### TASK DETAILS:
Using the data beneath, show every line that includes the word "this".

——

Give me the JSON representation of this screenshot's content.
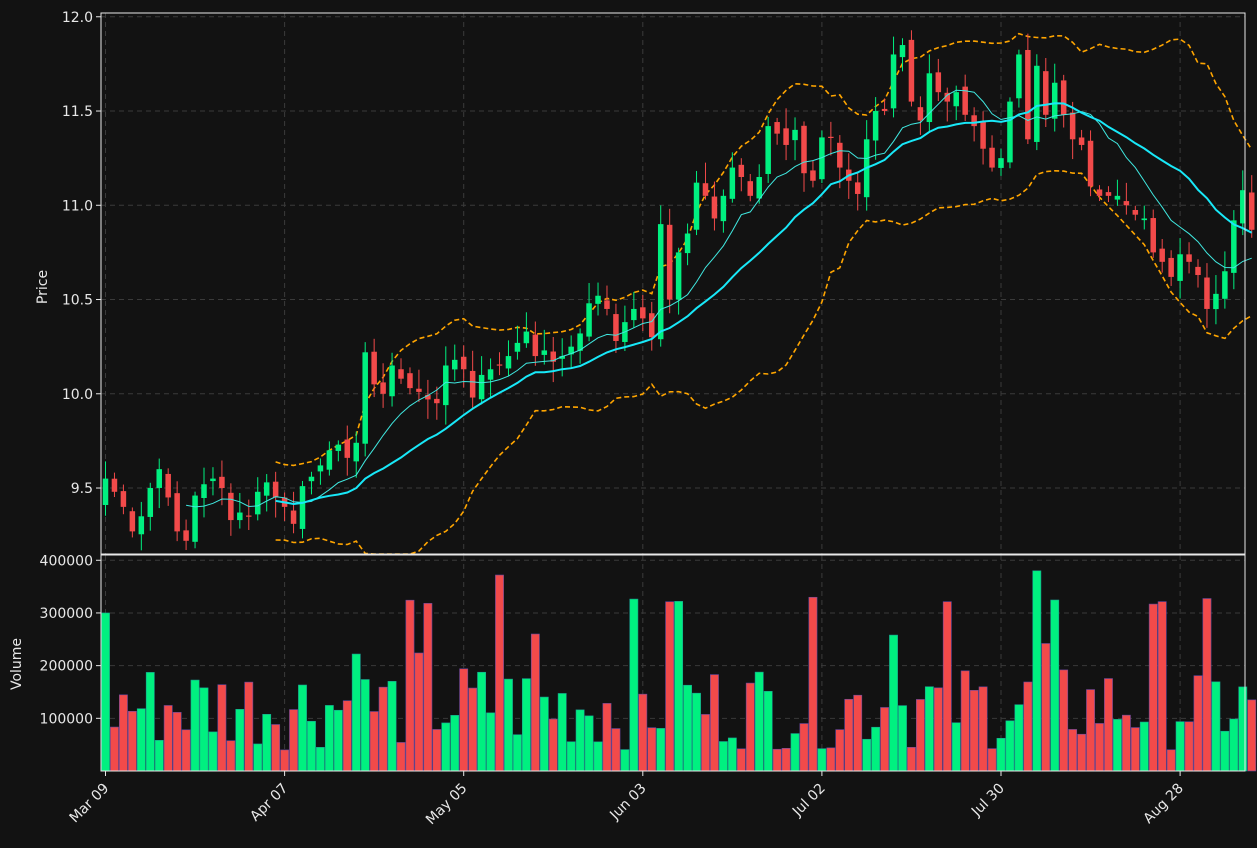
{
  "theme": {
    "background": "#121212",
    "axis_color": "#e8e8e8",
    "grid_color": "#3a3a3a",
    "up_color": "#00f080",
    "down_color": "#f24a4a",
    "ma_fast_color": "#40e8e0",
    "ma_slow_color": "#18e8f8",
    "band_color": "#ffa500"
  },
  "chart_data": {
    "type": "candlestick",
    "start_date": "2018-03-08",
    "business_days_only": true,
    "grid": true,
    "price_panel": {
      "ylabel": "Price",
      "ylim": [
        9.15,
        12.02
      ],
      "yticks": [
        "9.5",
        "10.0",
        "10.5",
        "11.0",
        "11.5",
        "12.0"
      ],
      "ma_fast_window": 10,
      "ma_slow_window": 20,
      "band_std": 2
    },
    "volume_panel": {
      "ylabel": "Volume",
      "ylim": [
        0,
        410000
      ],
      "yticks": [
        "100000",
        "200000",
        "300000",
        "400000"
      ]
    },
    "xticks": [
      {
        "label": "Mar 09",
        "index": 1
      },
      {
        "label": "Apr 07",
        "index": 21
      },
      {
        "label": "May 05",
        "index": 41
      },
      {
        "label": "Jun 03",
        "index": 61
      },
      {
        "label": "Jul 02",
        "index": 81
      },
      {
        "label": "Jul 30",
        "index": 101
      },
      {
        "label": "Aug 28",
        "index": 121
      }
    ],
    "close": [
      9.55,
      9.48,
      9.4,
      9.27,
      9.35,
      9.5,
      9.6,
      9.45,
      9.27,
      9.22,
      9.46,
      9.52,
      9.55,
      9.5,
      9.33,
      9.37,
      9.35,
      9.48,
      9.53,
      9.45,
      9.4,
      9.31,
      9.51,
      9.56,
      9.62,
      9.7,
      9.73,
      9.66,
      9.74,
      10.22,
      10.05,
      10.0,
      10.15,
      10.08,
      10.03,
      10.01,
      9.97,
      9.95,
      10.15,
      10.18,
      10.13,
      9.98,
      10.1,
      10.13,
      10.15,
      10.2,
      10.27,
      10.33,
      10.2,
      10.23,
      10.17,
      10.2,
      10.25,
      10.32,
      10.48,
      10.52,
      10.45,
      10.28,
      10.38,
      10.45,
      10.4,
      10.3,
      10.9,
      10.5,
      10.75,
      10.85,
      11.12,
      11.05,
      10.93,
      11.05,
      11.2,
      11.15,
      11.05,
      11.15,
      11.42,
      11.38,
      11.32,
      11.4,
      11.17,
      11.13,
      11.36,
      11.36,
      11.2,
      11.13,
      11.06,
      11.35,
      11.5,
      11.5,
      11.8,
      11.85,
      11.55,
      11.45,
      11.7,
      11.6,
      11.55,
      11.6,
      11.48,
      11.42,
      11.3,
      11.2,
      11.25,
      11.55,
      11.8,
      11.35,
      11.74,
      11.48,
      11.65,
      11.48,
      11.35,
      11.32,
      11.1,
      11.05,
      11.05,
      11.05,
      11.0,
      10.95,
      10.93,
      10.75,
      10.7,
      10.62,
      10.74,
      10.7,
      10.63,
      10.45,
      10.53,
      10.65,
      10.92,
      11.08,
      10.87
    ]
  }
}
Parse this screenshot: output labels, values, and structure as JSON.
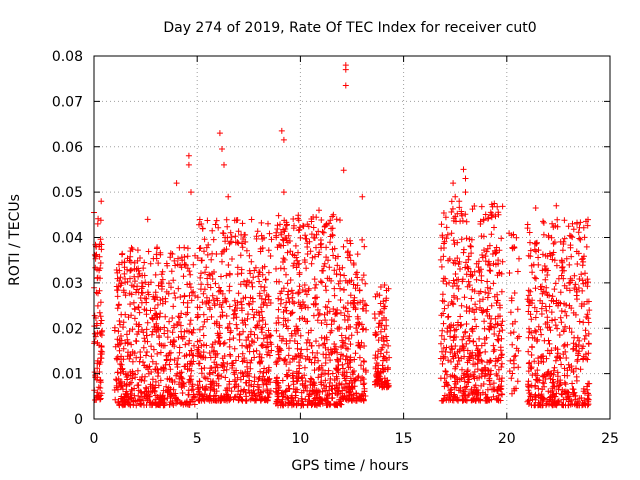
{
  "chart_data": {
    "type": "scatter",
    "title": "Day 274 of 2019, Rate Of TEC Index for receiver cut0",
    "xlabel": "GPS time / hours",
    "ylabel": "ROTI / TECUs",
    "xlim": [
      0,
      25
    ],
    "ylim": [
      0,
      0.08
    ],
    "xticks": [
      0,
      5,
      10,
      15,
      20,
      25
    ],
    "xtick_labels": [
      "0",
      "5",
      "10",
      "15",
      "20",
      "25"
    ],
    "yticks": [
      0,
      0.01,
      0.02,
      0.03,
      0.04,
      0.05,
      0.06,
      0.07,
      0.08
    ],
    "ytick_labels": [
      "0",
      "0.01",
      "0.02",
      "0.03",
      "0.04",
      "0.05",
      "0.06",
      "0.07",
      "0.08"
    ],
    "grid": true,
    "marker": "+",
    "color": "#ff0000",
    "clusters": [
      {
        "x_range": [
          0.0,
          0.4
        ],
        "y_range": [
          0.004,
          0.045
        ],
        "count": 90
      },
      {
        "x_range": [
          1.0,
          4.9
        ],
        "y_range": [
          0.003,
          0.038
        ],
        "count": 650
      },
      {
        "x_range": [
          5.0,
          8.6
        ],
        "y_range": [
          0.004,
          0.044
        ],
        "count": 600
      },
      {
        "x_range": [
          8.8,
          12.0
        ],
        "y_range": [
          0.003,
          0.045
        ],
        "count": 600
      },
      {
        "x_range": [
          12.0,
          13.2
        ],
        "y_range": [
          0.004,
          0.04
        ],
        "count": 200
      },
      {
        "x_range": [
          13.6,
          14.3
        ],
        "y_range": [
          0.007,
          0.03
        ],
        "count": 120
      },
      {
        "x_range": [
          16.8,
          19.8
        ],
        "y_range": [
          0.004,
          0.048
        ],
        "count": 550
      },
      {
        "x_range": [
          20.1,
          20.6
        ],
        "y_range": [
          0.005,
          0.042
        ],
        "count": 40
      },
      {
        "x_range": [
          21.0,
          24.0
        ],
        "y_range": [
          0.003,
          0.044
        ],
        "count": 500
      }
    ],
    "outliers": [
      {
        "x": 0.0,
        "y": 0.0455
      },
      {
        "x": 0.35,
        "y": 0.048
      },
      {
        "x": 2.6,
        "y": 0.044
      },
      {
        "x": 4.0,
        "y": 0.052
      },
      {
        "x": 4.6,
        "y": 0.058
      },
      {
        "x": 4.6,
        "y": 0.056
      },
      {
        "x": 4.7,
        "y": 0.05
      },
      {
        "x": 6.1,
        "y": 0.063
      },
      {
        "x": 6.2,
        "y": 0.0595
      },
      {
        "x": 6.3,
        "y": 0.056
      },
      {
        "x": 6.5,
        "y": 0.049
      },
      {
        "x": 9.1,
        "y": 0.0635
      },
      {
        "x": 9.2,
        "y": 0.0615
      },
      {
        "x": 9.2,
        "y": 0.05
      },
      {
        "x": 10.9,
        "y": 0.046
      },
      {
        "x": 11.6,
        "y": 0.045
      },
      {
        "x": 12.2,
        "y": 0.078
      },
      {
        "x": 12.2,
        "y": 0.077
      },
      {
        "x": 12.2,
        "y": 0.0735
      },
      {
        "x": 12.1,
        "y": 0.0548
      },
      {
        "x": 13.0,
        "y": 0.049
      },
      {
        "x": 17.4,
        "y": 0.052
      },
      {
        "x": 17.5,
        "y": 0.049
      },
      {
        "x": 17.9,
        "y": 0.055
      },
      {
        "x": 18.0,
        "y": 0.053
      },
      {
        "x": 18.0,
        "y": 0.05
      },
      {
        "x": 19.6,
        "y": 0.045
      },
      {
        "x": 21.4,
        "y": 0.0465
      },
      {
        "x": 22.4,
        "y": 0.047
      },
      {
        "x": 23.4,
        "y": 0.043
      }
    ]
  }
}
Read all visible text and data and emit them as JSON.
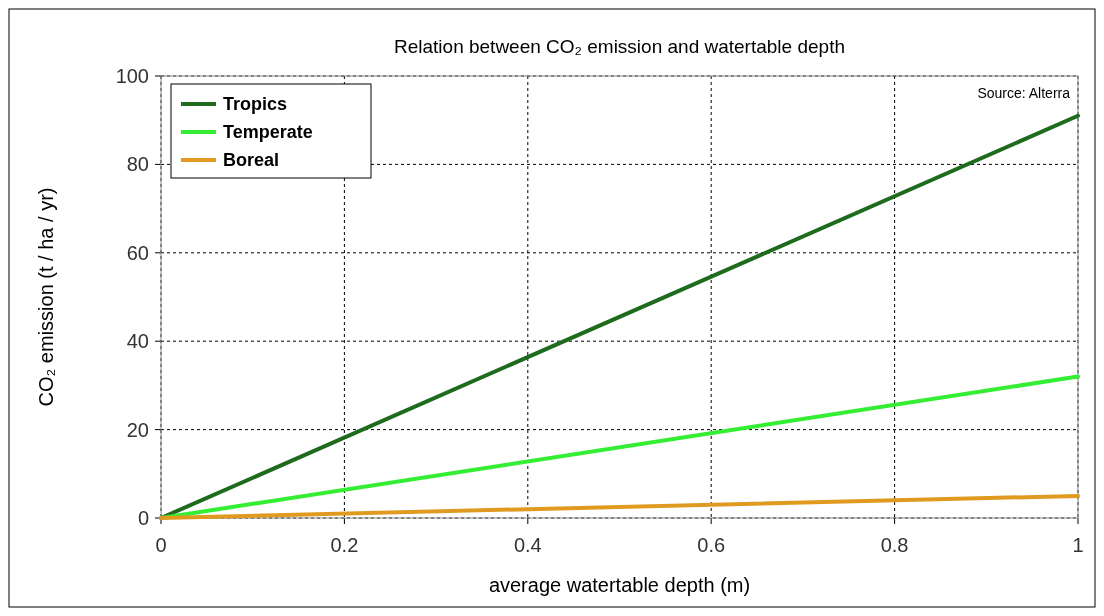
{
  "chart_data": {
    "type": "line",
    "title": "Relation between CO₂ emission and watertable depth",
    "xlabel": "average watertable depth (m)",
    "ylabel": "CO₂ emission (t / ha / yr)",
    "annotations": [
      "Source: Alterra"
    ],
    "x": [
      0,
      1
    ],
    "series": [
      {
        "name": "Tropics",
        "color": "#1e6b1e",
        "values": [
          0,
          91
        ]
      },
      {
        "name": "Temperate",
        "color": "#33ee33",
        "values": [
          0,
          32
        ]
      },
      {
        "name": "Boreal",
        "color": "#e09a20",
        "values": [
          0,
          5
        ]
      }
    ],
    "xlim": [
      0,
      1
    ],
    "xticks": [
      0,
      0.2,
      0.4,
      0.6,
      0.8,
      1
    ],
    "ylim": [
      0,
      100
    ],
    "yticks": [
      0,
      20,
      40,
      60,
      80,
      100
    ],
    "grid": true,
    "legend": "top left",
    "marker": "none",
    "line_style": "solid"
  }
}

——

### OUTPUT OF THE TASK:
Give me the JSON representation of this screenshot's content.
Parse this screenshot: output labels, values, and structure as JSON.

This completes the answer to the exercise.